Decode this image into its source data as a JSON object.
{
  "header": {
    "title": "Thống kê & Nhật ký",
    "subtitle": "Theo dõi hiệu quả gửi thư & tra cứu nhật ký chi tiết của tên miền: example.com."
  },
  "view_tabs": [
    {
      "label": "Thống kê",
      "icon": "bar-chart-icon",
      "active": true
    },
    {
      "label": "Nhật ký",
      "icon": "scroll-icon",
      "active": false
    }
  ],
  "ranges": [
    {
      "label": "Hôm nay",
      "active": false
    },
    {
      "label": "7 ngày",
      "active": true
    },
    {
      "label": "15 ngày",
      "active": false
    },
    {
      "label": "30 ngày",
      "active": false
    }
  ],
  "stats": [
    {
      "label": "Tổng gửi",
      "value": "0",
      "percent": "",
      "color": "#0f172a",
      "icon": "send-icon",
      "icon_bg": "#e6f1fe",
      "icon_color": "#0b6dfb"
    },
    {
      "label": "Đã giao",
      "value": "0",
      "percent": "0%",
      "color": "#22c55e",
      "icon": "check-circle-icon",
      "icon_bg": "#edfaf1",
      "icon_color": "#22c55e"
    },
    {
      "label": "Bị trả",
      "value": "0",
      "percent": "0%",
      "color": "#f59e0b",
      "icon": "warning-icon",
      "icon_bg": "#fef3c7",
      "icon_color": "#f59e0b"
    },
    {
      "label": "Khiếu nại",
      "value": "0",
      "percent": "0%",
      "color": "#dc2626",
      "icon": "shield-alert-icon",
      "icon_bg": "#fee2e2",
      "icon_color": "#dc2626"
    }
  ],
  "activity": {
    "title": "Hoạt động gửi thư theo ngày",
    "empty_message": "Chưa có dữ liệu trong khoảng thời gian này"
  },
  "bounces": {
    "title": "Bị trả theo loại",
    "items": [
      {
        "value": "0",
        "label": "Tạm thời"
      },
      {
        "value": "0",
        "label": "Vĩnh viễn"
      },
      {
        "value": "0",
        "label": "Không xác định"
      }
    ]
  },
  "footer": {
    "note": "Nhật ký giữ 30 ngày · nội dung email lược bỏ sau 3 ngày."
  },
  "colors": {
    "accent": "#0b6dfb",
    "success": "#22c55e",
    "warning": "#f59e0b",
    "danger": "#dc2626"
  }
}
┄┄┄┄┄┄┄┄┄┄
What to do: Copy out each line above, character for character.

Solution:
Decode this image into its source data as a JSON object.
{
  "header": {
    "title": "Thống kê & Nhật ký",
    "subtitle": "Theo dõi hiệu quả gửi thư & tra cứu nhật ký chi tiết của tên miền: example.com."
  },
  "view_tabs": [
    {
      "label": "Thống kê",
      "icon": "bar-chart-icon",
      "active": true
    },
    {
      "label": "Nhật ký",
      "icon": "scroll-icon",
      "active": false
    }
  ],
  "ranges": [
    {
      "label": "Hôm nay",
      "active": false
    },
    {
      "label": "7 ngày",
      "active": true
    },
    {
      "label": "15 ngày",
      "active": false
    },
    {
      "label": "30 ngày",
      "active": false
    }
  ],
  "stats": [
    {
      "label": "Tổng gửi",
      "value": "0",
      "percent": "",
      "color": "#0f172a",
      "icon": "send-icon",
      "icon_bg": "#e6f1fe",
      "icon_color": "#0b6dfb"
    },
    {
      "label": "Đã giao",
      "value": "0",
      "percent": "0%",
      "color": "#22c55e",
      "icon": "check-circle-icon",
      "icon_bg": "#edfaf1",
      "icon_color": "#22c55e"
    },
    {
      "label": "Bị trả",
      "value": "0",
      "percent": "0%",
      "color": "#f59e0b",
      "icon": "warning-icon",
      "icon_bg": "#fef3c7",
      "icon_color": "#f59e0b"
    },
    {
      "label": "Khiếu nại",
      "value": "0",
      "percent": "0%",
      "color": "#dc2626",
      "icon": "shield-alert-icon",
      "icon_bg": "#fee2e2",
      "icon_color": "#dc2626"
    }
  ],
  "activity": {
    "title": "Hoạt động gửi thư theo ngày",
    "empty_message": "Chưa có dữ liệu trong khoảng thời gian này"
  },
  "bounces": {
    "title": "Bị trả theo loại",
    "items": [
      {
        "value": "0",
        "label": "Tạm thời"
      },
      {
        "value": "0",
        "label": "Vĩnh viễn"
      },
      {
        "value": "0",
        "label": "Không xác định"
      }
    ]
  },
  "footer": {
    "note": "Nhật ký giữ 30 ngày · nội dung email lược bỏ sau 3 ngày."
  },
  "colors": {
    "accent": "#0b6dfb",
    "success": "#22c55e",
    "warning": "#f59e0b",
    "danger": "#dc2626"
  }
}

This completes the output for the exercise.